** start of Extracted records **

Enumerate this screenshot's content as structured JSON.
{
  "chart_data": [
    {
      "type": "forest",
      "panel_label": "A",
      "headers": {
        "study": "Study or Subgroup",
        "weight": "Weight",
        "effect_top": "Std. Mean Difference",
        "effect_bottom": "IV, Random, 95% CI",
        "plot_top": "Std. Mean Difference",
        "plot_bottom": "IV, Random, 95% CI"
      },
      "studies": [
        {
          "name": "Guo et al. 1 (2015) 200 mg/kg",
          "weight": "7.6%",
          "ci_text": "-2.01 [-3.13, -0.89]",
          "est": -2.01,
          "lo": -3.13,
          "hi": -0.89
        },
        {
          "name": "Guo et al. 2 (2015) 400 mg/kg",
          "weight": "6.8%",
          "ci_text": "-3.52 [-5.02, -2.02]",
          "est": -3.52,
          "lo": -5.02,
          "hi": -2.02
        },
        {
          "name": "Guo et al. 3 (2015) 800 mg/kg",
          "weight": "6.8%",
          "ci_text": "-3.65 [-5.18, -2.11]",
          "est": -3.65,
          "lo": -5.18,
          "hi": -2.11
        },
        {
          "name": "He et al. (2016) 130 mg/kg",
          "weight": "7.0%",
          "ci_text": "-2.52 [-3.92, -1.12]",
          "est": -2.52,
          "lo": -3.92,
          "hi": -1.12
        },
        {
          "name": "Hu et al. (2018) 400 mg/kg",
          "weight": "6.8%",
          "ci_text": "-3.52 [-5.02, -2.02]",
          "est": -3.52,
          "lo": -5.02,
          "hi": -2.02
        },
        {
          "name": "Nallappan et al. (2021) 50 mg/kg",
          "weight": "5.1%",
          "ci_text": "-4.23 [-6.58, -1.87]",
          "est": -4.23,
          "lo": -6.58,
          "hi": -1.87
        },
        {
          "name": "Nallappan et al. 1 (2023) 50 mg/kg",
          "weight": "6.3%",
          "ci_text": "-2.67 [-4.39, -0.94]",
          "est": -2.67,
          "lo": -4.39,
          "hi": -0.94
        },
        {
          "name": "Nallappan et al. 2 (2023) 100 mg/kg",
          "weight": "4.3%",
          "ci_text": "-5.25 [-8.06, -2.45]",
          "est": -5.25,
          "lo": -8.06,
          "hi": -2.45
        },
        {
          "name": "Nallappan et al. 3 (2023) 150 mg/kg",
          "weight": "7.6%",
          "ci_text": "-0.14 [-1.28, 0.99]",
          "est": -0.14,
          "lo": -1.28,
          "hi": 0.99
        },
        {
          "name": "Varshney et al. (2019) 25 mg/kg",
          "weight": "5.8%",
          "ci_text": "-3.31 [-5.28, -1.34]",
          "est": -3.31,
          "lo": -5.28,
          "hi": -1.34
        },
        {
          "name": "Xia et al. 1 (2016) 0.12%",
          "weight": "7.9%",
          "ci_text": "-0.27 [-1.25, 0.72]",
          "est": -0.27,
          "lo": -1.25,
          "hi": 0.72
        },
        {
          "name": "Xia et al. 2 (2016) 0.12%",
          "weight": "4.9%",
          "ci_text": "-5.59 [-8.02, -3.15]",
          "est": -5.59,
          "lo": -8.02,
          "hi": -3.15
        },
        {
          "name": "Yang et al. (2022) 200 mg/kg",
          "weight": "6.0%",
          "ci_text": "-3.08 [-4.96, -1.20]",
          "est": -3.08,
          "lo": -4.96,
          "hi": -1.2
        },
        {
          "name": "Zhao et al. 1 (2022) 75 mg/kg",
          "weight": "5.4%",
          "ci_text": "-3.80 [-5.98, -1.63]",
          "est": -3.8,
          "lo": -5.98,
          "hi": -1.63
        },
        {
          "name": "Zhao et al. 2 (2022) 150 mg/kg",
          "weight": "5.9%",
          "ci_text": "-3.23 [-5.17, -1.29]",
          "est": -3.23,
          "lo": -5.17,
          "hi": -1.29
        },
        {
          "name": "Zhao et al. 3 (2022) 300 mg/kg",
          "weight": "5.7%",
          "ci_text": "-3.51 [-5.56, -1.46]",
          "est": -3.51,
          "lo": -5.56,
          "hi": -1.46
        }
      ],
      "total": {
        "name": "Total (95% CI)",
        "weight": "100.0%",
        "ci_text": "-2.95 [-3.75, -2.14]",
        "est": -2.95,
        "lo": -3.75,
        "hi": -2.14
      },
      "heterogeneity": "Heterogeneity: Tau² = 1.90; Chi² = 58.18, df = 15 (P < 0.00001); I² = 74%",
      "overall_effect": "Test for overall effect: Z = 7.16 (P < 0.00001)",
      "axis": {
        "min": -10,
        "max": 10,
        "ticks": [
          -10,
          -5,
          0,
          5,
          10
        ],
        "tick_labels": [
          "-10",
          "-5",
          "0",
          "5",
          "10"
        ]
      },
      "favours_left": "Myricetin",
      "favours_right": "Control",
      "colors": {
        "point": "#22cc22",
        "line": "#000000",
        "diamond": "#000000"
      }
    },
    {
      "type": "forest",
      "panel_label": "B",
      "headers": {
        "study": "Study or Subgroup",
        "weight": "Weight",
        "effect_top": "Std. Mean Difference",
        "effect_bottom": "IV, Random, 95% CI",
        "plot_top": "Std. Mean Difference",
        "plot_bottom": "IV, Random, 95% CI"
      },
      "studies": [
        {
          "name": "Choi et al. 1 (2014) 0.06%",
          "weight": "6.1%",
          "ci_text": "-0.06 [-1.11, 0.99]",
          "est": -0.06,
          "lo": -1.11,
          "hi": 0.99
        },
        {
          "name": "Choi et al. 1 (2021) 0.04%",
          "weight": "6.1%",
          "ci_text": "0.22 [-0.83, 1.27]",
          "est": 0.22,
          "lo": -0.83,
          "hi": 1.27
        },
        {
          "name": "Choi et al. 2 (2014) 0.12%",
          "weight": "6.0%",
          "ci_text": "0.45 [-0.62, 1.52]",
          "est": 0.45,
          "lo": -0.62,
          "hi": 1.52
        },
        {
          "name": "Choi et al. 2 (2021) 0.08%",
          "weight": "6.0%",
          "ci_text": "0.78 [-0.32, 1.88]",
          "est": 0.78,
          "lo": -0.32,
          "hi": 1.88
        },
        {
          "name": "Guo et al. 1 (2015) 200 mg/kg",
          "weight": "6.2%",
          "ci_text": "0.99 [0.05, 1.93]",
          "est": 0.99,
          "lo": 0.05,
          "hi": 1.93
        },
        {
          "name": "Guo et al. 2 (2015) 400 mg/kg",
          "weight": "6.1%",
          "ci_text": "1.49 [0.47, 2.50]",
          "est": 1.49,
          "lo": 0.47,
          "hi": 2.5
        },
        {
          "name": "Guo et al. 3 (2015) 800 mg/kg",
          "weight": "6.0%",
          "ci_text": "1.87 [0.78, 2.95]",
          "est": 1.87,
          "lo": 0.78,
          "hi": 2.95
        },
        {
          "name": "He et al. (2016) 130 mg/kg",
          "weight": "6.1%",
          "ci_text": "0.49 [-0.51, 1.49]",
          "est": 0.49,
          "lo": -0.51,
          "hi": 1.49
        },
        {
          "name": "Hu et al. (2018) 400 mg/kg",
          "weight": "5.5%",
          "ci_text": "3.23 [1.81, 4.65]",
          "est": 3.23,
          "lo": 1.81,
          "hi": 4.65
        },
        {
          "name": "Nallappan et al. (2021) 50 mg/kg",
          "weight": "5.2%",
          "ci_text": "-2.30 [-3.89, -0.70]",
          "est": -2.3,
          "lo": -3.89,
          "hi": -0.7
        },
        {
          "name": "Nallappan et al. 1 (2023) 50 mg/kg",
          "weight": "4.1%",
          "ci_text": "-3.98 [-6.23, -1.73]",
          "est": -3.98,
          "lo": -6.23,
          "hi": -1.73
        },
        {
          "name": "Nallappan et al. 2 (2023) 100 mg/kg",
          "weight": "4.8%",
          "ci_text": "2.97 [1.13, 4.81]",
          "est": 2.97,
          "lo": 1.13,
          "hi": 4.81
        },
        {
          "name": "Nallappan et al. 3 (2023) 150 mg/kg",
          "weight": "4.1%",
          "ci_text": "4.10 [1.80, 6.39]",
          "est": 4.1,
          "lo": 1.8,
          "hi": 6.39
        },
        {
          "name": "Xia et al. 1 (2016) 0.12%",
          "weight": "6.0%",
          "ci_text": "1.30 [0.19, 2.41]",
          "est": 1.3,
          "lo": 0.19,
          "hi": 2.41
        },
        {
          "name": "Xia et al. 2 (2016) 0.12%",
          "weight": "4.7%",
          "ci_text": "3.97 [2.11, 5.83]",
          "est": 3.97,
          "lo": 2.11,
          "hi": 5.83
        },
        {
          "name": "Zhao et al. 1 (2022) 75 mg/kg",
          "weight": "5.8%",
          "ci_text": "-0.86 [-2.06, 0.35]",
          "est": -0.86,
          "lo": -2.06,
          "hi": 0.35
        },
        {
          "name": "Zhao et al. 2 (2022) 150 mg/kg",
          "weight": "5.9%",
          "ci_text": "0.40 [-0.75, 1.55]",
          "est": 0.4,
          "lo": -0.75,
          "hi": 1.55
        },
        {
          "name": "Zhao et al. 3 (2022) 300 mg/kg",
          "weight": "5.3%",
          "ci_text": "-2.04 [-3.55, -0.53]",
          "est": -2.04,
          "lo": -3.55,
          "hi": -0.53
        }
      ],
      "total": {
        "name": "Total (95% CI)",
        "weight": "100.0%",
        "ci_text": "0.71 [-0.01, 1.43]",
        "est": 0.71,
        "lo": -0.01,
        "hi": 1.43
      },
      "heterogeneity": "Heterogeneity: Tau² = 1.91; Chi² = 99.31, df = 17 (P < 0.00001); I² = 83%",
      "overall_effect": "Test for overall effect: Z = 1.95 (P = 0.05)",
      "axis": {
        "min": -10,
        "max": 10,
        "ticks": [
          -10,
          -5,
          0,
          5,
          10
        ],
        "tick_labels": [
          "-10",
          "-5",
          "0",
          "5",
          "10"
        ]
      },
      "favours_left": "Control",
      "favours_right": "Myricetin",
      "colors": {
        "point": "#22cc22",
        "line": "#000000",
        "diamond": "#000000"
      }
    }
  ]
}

** end of Extracted records **

Challenge:
Filter the entries and copy out every line with the word "heterogeneity".

Exercise solution:
      "heterogeneity": "Heterogeneity: Tau² = 1.90; Chi² = 58.18, df = 15 (P < 0.00001); I² = 74%",
      "heterogeneity": "Heterogeneity: Tau² = 1.91; Chi² = 99.31, df = 17 (P < 0.00001); I² = 83%",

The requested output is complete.